▸ What you should do
Look through the lines below and extract any with the word "teoría".

═══ Data records ═══

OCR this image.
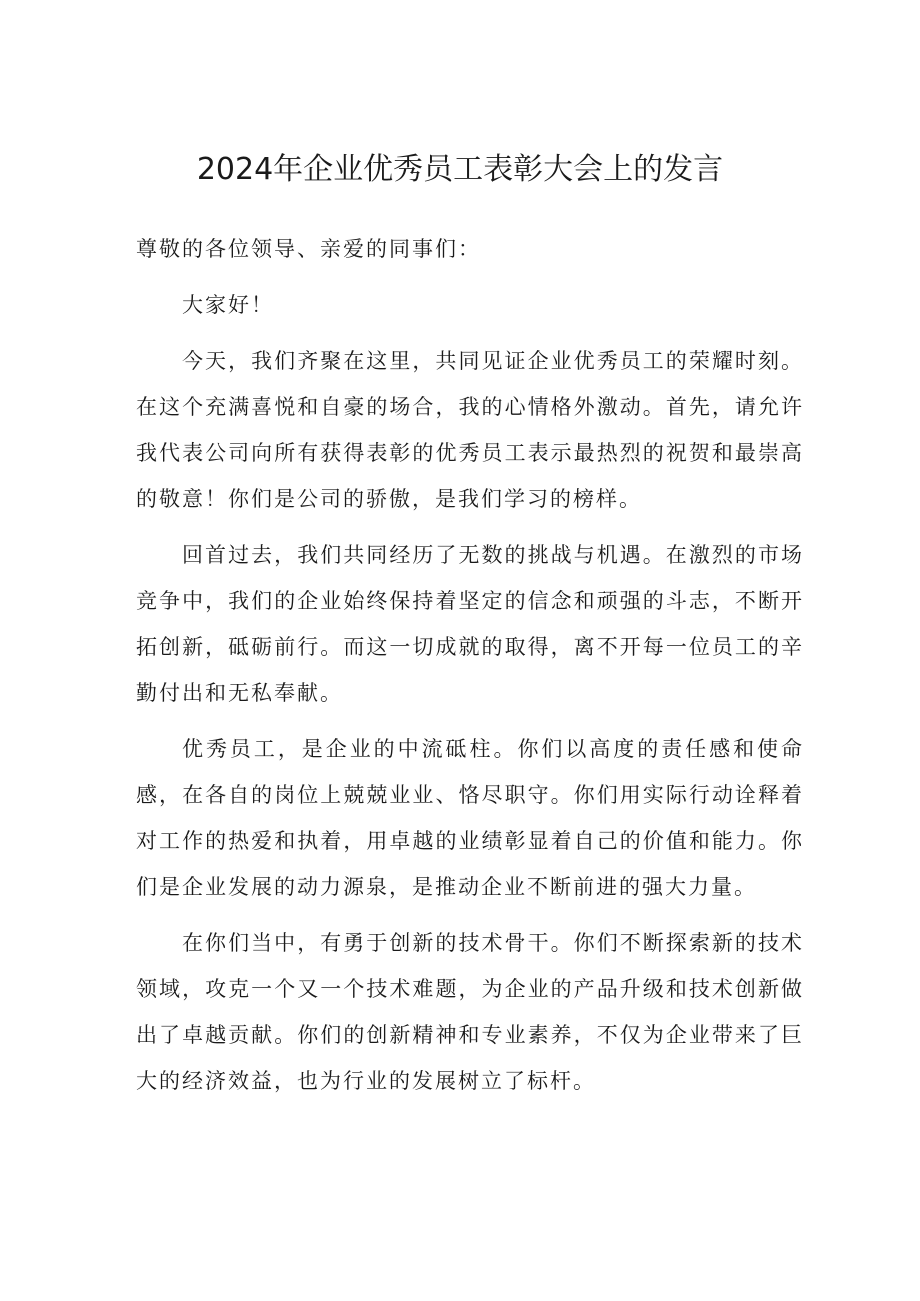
2024年企业优秀员工表彰大会上的发言

尊敬的各位领导、亲爱的同事们：

大家好！

今天，我们齐聚在这里，共同见证企业优秀员工的荣耀时刻。在这个充满喜悦和自豪的场合，我的心情格外激动。首先，请允许我代表公司向所有获得表彰的优秀员工表示最热烈的祝贺和最崇高的敬意！你们是公司的骄傲，是我们学习的榜样。

回首过去，我们共同经历了无数的挑战与机遇。在激烈的市场竞争中，我们的企业始终保持着坚定的信念和顽强的斗志，不断开拓创新，砥砺前行。而这一切成就的取得，离不开每一位员工的辛勤付出和无私奉献。

优秀员工，是企业的中流砥柱。你们以高度的责任感和使命感，在各自的岗位上兢兢业业、恪尽职守。你们用实际行动诠释着对工作的热爱和执着，用卓越的业绩彰显着自己的价值和能力。你们是企业发展的动力源泉，是推动企业不断前进的强大力量。

在你们当中，有勇于创新的技术骨干。你们不断探索新的技术领域，攻克一个又一个技术难题，为企业的产品升级和技术创新做出了卓越贡献。你们的创新精神和专业素养，不仅为企业带来了巨大的经济效益，也为行业的发展树立了标杆。
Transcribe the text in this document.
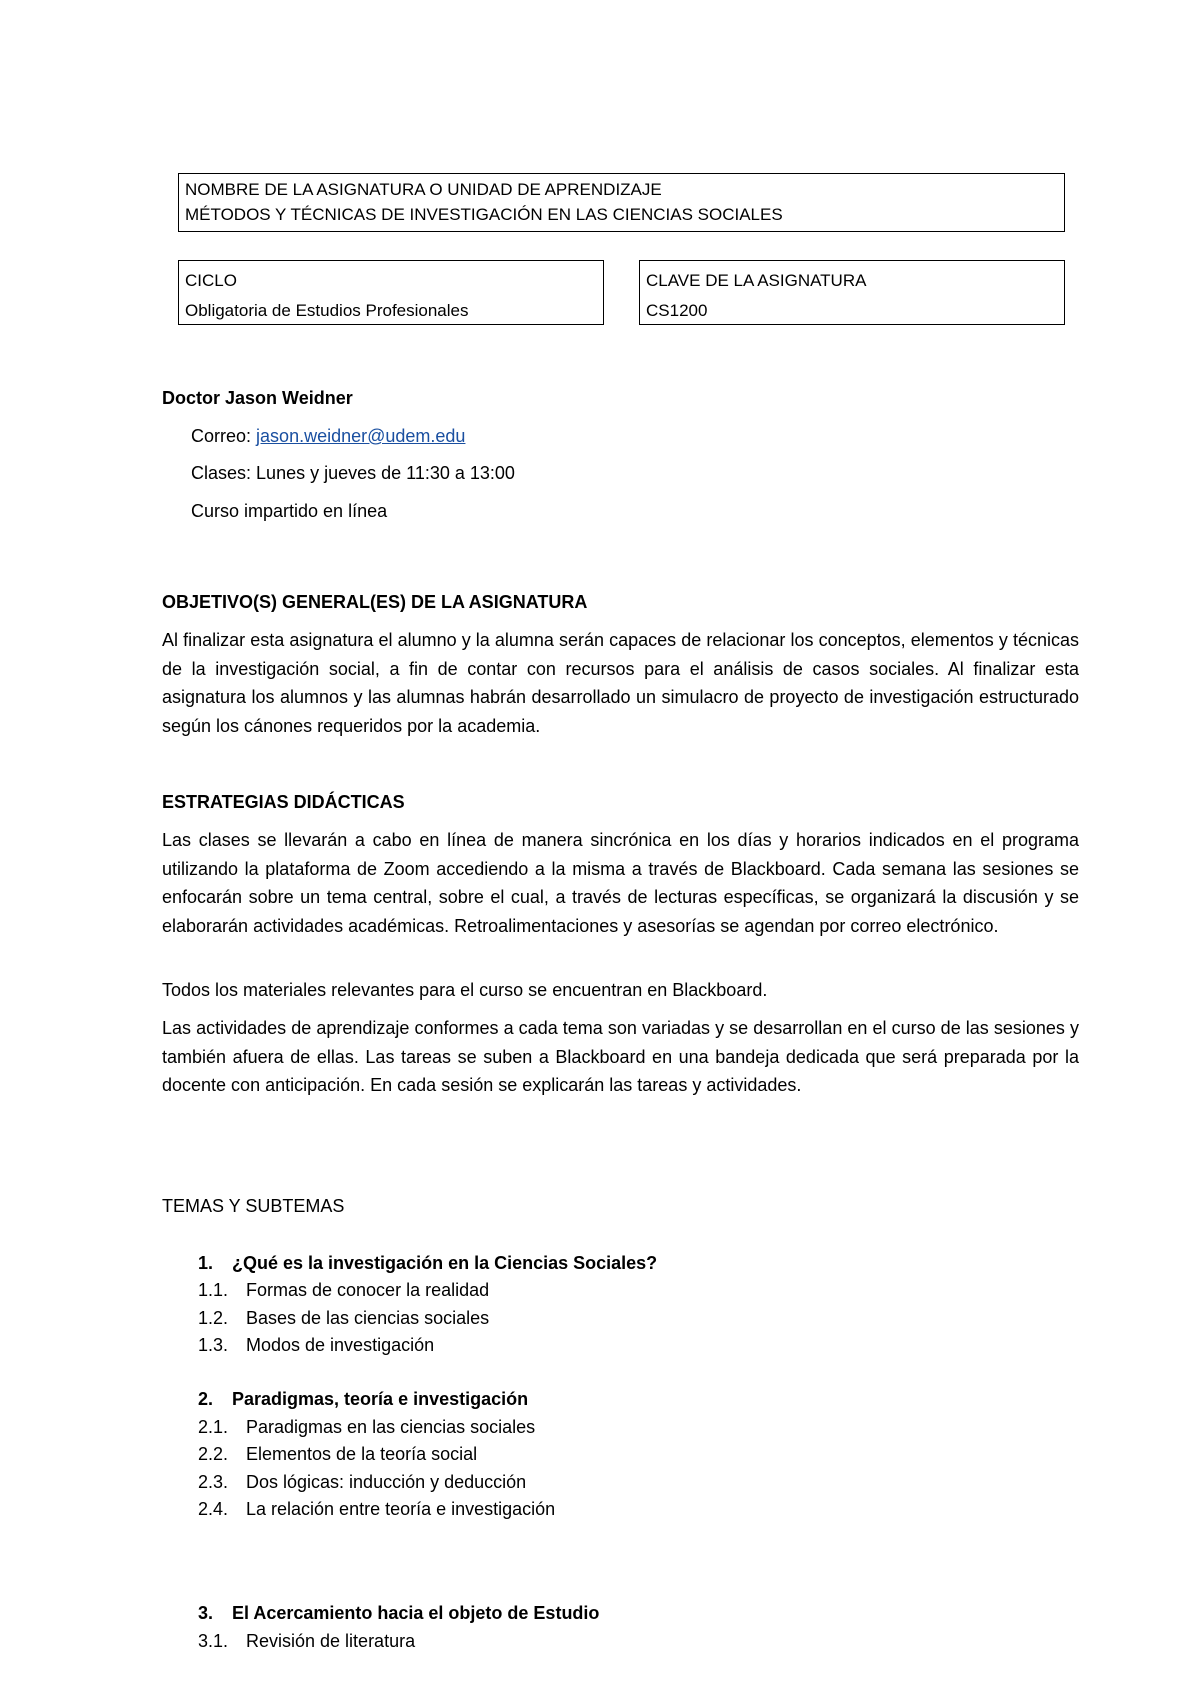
NOMBRE DE LA ASIGNATURA O UNIDAD DE APRENDIZAJE
MÉTODOS Y TÉCNICAS DE INVESTIGACIÓN EN LAS CIENCIAS SOCIALES
CICLO
Obligatoria de Estudios Profesionales
CLAVE DE LA ASIGNATURA
CS1200
Doctor Jason Weidner
Correo: jason.weidner@udem.edu
Clases: Lunes y jueves de 11:30 a 13:00
Curso impartido en línea
OBJETIVO(S) GENERAL(ES) DE LA ASIGNATURA

Al finalizar esta asignatura el alumno y la alumna serán capaces de relacionar los conceptos, elementos y técnicas de la investigación social, a fin de contar con recursos para el análisis de casos sociales. Al finalizar esta asignatura los alumnos y las alumnas habrán desarrollado un simulacro de proyecto de investigación estructurado según los cánones requeridos por la academia.

ESTRATEGIAS DIDÁCTICAS

Las clases se llevarán a cabo en línea de manera sincrónica en los días y horarios indicados en el programa utilizando la plataforma de Zoom accediendo a la misma a través de Blackboard. Cada semana las sesiones se enfocarán sobre un tema central, sobre el cual, a través de lecturas específicas, se organizará la discusión y se elaborarán actividades académicas. Retroalimentaciones y asesorías se agendan por correo electrónico.

Todos los materiales relevantes para el curso se encuentran en Blackboard.

Las actividades de aprendizaje conformes a cada tema son variadas y se desarrollan en el curso de las sesiones y también afuera de ellas. Las tareas se suben a Blackboard en una bandeja dedicada que será preparada por la docente con anticipación. En cada sesión se explicarán las tareas y actividades.

TEMAS Y SUBTEMAS
1. ¿Qué es la investigación en la Ciencias Sociales?
1.1. Formas de conocer la realidad
1.2. Bases de las ciencias sociales
1.3. Modos de investigación
2. Paradigmas, teoría e investigación
2.1. Paradigmas en las ciencias sociales
2.2. Elementos de la teoría social
2.3. Dos lógicas: inducción y deducción
2.4. La relación entre teoría e investigación
3. El Acercamiento hacia el objeto de Estudio
3.1. Revisión de literatura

═══

▸ Exercise solution
2. Paradigmas, teoría e investigación
2.2. Elementos de la teoría social
2.4. La relación entre teoría e investigación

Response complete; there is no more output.